■ What the task asks ■
State how many lines hold the string "name". Give the number and nothing else.

Records that describe figures
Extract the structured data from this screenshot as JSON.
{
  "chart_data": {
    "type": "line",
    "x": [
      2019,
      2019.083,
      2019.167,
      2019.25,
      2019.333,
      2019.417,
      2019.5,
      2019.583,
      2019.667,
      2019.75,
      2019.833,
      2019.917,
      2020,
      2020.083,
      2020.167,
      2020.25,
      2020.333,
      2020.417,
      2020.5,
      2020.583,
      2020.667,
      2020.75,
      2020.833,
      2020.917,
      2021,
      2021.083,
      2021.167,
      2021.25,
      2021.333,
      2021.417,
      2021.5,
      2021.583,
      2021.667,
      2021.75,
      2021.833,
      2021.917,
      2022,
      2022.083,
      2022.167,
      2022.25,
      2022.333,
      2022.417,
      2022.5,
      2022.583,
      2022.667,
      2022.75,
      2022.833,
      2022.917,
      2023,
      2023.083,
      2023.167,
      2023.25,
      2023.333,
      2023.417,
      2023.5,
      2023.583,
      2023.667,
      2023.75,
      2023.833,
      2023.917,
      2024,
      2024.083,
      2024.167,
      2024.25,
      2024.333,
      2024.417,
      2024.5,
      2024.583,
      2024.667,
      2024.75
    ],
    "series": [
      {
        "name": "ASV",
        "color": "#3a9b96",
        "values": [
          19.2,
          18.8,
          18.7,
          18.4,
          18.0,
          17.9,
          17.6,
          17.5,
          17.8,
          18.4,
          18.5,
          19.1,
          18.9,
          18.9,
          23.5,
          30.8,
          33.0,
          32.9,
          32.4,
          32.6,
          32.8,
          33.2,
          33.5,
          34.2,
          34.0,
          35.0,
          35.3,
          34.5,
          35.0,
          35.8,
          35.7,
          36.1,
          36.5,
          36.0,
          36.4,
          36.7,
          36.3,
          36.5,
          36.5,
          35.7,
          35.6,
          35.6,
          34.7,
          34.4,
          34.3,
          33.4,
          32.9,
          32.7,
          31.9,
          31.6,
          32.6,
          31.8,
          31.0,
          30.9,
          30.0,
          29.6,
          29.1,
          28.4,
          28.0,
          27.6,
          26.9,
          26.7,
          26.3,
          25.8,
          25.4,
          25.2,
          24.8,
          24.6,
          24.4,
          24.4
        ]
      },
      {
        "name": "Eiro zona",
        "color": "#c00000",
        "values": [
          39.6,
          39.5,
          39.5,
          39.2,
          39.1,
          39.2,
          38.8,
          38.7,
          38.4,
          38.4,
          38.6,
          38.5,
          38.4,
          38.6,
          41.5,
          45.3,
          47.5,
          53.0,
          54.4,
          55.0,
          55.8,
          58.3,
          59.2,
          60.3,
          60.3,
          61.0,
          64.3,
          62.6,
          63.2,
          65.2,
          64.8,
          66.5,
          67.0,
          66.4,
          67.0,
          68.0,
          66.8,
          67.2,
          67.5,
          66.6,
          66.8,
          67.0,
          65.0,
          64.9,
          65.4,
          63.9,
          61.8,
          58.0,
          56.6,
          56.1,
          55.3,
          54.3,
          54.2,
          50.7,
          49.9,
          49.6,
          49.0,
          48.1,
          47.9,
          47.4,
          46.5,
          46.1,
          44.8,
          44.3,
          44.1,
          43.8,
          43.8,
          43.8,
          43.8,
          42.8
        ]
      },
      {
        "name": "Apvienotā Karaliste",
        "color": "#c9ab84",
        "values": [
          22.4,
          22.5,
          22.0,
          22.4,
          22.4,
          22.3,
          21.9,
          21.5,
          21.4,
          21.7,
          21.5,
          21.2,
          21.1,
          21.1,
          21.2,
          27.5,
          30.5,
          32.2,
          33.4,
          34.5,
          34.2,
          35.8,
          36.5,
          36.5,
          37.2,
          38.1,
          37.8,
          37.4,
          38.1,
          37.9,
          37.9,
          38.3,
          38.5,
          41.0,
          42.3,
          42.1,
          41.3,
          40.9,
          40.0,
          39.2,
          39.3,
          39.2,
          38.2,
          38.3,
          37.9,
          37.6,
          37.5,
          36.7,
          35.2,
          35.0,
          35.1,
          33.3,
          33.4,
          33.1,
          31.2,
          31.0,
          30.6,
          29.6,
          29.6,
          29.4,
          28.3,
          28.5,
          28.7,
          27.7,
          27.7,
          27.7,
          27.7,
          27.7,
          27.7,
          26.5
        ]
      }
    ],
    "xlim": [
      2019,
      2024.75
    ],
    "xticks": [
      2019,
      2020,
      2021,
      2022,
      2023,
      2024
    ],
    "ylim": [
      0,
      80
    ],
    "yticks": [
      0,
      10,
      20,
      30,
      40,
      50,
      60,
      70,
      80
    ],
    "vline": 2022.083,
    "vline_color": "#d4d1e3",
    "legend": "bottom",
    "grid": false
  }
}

■ Expected answer ■
3